→ GOAL
In the entries below, find every line holding the string "with" and collect it.
▶
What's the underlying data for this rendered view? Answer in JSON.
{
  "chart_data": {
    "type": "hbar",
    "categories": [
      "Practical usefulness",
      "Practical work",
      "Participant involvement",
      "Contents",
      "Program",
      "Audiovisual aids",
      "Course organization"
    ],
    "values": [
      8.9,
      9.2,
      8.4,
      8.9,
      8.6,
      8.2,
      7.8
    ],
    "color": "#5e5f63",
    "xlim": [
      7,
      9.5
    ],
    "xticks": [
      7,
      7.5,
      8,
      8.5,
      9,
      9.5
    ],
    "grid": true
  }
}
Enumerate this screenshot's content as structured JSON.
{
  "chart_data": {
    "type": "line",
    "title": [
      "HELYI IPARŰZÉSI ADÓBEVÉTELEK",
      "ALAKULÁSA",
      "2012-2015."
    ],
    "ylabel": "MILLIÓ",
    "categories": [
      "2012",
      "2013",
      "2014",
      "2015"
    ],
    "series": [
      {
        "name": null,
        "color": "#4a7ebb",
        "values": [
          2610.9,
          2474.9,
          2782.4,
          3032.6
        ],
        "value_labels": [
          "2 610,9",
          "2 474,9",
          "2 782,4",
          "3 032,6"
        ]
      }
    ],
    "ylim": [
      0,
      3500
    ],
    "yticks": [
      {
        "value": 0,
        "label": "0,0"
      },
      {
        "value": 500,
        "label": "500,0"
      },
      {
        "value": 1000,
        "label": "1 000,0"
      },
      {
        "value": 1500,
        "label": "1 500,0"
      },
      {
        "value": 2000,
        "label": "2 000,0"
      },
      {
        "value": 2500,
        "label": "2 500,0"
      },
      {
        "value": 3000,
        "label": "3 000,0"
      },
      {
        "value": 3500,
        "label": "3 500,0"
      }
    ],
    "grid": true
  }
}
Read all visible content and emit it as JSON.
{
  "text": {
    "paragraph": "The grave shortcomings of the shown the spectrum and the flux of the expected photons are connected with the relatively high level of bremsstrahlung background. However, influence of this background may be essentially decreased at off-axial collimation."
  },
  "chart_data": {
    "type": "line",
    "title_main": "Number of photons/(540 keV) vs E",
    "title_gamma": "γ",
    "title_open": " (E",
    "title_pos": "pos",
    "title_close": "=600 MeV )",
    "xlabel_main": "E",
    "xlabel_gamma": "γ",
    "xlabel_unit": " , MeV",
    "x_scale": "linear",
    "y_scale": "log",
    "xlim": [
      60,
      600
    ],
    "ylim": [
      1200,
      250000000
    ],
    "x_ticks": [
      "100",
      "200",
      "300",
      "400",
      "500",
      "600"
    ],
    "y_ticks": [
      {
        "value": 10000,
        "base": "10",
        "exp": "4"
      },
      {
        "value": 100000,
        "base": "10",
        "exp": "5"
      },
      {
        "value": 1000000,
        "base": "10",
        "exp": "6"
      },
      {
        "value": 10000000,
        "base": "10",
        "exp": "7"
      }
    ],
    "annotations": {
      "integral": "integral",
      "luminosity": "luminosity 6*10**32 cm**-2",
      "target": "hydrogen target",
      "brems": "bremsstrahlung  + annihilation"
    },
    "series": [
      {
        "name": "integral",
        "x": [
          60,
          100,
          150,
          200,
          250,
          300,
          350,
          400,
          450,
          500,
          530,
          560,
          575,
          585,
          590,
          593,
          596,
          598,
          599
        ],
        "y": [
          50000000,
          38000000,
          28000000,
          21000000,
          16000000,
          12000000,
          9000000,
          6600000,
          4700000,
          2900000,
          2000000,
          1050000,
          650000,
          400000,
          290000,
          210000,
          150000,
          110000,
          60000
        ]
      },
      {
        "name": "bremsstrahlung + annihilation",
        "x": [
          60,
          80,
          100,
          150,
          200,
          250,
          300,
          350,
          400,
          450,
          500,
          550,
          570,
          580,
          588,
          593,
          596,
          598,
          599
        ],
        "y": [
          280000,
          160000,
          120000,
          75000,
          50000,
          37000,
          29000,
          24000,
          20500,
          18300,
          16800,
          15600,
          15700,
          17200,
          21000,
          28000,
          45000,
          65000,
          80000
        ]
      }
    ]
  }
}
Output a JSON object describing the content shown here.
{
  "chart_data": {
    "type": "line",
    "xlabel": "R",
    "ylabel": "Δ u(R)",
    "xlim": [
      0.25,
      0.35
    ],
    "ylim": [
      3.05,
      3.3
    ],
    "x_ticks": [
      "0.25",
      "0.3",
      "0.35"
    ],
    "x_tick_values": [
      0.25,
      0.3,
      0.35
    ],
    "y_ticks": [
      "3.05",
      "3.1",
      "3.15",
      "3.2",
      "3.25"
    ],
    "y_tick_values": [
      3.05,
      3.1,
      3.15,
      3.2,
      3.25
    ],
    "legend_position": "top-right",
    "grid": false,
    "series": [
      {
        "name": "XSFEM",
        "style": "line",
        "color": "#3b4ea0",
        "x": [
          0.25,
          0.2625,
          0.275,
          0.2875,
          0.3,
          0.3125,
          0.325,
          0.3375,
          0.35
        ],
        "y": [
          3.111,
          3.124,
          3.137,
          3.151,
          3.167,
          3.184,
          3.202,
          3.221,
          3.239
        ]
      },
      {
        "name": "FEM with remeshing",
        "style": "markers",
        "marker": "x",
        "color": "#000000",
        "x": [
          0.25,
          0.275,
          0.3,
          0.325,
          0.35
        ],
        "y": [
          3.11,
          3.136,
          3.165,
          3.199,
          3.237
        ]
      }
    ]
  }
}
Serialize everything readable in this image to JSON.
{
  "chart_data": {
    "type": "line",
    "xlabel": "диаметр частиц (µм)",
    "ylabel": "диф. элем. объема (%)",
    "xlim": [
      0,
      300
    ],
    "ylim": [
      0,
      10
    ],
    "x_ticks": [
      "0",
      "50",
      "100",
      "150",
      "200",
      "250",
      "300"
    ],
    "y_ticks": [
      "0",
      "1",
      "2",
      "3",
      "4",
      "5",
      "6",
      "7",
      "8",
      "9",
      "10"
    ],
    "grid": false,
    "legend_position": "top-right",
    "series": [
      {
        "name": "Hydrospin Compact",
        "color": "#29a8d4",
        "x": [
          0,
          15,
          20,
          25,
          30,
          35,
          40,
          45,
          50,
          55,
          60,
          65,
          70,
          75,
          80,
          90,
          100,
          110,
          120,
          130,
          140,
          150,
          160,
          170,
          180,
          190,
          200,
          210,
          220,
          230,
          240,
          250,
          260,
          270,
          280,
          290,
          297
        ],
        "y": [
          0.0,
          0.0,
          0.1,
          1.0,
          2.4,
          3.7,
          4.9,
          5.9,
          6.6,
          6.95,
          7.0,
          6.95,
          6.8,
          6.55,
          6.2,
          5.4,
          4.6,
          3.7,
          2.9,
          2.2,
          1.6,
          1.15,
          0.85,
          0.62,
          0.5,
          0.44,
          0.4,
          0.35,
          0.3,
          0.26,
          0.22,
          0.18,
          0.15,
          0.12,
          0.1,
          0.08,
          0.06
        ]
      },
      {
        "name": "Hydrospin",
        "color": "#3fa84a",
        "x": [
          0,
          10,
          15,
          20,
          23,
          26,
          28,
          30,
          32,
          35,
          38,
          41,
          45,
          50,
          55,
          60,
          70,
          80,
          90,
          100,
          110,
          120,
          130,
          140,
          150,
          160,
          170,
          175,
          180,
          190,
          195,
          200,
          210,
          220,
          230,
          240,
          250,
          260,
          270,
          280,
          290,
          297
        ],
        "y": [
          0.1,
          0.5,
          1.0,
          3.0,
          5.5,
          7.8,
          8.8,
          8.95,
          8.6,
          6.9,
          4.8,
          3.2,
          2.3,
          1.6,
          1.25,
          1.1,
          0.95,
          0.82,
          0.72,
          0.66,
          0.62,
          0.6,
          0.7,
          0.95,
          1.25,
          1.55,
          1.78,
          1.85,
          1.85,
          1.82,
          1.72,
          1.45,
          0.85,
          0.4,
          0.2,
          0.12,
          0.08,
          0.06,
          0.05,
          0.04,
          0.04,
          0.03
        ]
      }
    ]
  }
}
◀
→ CORRECT RESULT
    "paragraph": "The grave shortcomings of the shown the spectrum and the flux of the expected photons are connected with the relatively high level of bremsstrahlung background. However, influence of this background may be essentially decreased at off-axial collimation."
        "name": "FEM with remeshing",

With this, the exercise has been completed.